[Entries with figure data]
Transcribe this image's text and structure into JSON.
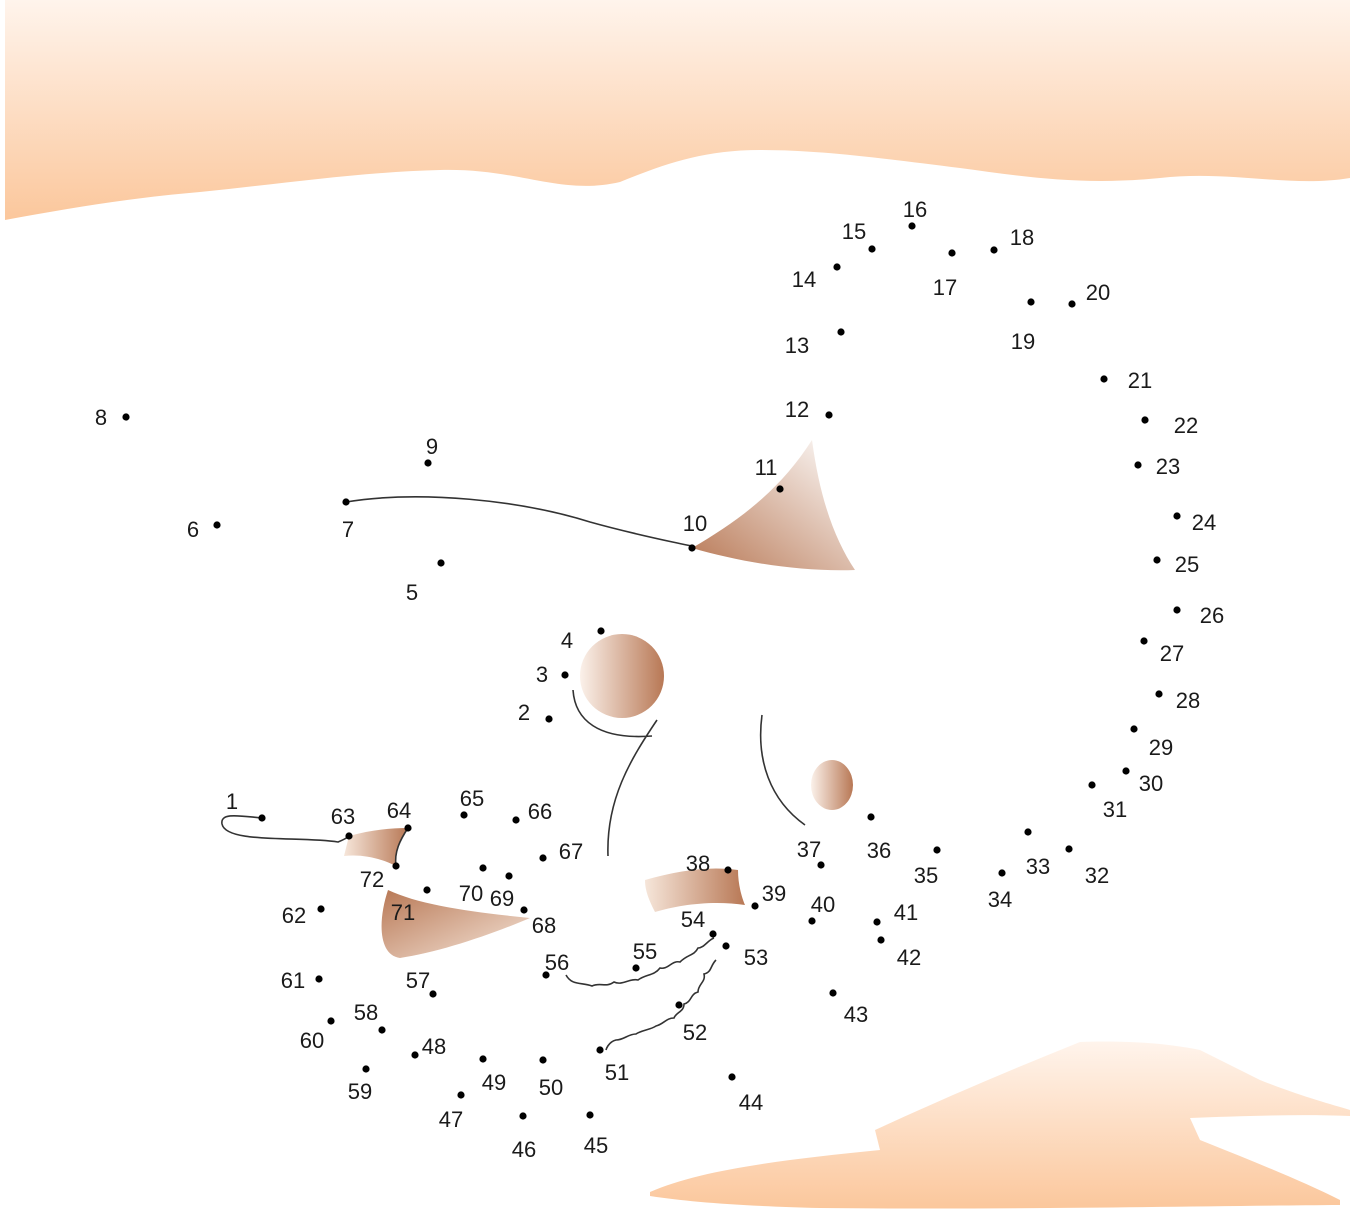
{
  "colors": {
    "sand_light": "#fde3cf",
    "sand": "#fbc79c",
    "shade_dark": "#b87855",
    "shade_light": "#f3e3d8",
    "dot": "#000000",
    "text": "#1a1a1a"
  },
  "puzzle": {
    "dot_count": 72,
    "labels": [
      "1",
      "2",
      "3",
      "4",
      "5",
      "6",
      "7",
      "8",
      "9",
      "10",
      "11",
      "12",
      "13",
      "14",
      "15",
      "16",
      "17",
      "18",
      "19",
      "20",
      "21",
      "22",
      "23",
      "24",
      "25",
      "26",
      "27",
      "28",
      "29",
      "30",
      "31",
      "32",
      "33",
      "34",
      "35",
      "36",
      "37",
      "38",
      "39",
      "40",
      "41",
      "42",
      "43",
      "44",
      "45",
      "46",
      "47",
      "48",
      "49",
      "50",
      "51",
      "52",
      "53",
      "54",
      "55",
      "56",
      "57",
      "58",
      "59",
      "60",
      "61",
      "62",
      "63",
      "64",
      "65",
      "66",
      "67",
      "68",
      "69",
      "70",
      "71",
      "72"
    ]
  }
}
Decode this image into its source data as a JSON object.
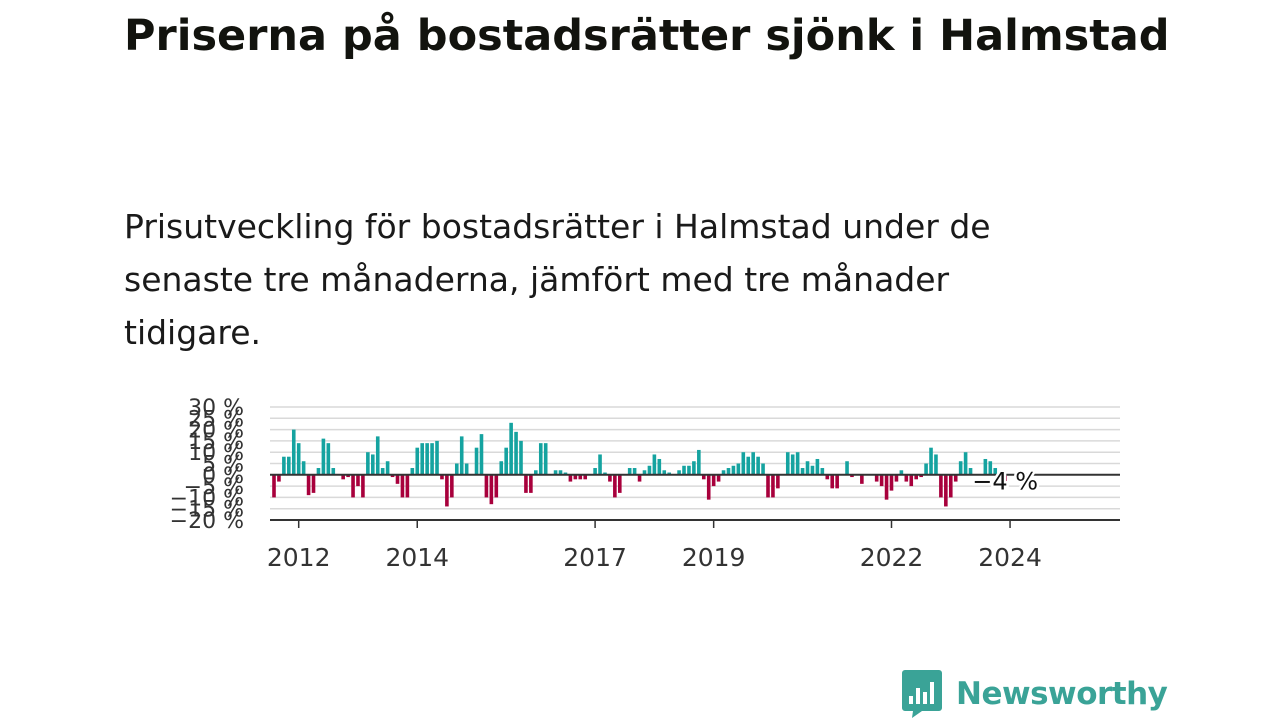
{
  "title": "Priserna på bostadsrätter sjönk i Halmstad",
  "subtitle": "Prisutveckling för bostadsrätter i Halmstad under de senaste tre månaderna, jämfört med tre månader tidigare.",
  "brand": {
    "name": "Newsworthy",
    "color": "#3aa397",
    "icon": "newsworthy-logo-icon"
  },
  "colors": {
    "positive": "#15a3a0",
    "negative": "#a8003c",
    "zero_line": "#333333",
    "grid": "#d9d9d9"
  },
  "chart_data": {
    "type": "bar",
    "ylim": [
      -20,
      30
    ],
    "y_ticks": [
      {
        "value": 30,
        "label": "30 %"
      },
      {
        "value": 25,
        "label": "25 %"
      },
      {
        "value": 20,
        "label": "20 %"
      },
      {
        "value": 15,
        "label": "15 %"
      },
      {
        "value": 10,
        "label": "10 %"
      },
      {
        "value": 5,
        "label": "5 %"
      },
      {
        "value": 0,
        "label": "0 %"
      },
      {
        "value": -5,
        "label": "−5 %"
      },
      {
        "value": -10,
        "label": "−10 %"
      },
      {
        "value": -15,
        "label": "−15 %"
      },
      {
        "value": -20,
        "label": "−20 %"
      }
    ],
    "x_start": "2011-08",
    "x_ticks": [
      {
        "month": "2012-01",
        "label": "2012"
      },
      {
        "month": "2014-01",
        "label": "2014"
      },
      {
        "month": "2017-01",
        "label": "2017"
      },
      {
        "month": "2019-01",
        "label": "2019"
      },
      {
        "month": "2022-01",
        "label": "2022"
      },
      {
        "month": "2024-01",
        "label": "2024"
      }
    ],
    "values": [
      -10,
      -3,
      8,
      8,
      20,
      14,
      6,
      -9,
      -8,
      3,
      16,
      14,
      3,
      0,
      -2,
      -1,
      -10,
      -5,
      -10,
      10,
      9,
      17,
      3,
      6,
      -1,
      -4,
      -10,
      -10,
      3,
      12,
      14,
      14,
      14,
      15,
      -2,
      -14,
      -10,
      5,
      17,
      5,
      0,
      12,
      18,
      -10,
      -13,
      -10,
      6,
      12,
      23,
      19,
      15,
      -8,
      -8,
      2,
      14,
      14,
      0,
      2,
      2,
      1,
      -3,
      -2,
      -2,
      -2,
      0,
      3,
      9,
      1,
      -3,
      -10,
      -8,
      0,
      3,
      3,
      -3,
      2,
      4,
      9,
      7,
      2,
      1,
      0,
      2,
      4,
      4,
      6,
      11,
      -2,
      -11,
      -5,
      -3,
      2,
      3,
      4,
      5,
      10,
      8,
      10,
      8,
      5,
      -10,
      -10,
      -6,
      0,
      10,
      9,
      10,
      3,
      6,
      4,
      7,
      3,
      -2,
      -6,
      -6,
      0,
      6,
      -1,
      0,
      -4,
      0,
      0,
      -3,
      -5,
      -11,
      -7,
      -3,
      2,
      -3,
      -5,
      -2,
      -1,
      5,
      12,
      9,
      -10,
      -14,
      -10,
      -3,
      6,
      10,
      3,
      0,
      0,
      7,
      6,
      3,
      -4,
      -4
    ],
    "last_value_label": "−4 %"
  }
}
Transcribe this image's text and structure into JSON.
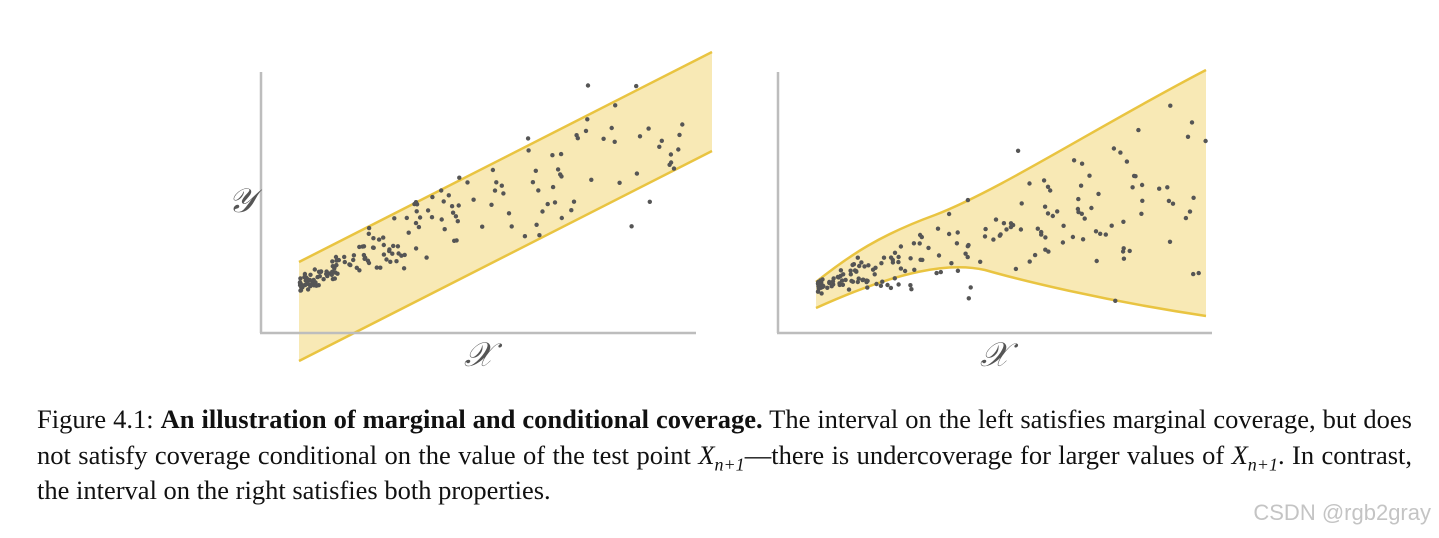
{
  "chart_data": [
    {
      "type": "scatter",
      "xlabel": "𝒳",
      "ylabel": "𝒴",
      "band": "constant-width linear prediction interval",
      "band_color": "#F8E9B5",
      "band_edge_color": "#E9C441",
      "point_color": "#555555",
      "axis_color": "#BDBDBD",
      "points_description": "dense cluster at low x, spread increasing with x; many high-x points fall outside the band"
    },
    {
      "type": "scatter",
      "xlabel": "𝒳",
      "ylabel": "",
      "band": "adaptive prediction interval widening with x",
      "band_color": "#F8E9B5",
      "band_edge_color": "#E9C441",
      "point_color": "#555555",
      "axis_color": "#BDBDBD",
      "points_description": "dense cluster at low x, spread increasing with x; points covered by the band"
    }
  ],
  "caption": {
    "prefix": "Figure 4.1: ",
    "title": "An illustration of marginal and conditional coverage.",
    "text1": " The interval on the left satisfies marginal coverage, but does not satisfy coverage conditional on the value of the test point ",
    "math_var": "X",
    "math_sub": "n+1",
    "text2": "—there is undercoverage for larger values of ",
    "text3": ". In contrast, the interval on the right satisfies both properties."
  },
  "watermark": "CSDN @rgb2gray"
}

### What the task requires
Locate and copy each line in the data above that includes the word "dense".

### Finished exercise
      "points_description": "dense cluster at low x, spread increasing with x; many high-x points fall outside the band"
      "points_description": "dense cluster at low x, spread increasing with x; points covered by the band"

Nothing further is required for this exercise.